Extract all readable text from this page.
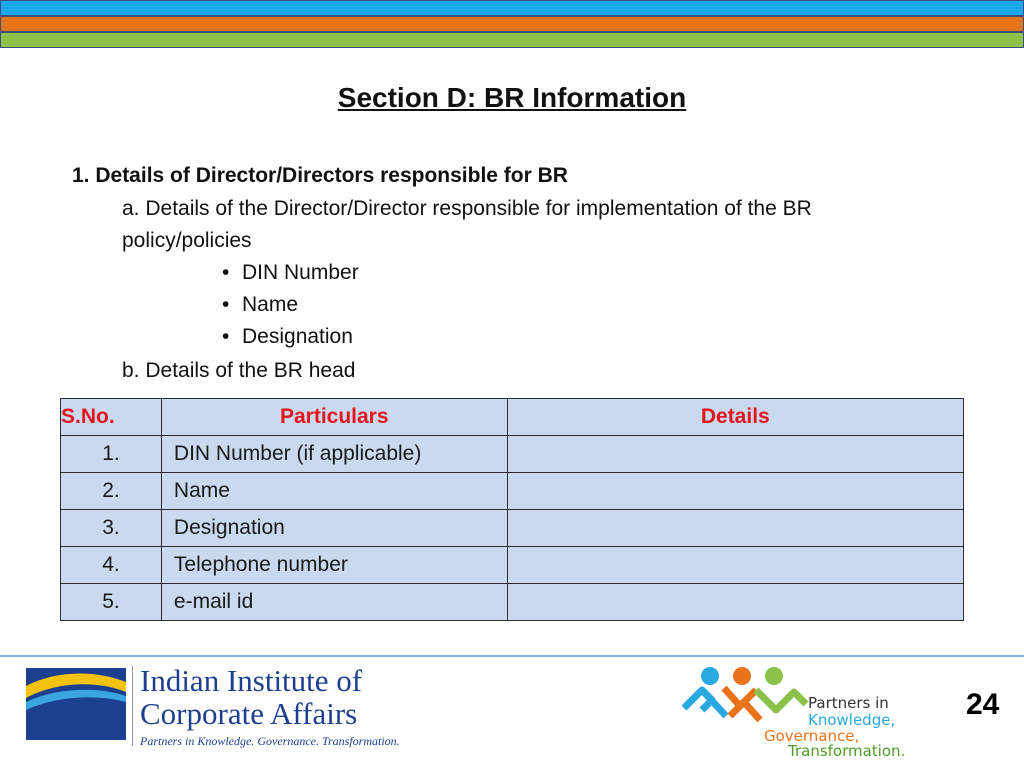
Section D: BR Information
1. Details of Director/Directors responsible for BR
a. Details of the Director/Director responsible for implementation of the BR
policy/policies
• DIN Number
• Name
• Designation
b. Details of the BR head
S.No.	Particulars	Details
1.	DIN Number (if applicable)	
2.	Name	
3.	Designation	
4.	Telephone number	
5.	e-mail id	
IICA
Indian Institute of
Corporate Affairs
Partners in Knowledge. Governance. Transformation.
Partners in
Knowledge,
Governance,
Transformation.
24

------------------------------------------------------------

The records above are to be quoted exactly, with all pictures left out.

• Task output
Extract all readable text from this page.
Section D: BR Information
1. Details of Director/Directors responsible for BR
a. Details of the Director/Director responsible for implementation of the BR
policy/policies
• DIN Number
• Name
• Designation
b. Details of the BR head
S.No.	Particulars	Details
1.	DIN Number (if applicable)	
2.	Name	
3.	Designation	
4.	Telephone number	
5.	e-mail id	
IICA
Indian Institute of
Corporate Affairs
Partners in Knowledge. Governance. Transformation.
Partners in
Knowledge,
Governance,
Transformation.
24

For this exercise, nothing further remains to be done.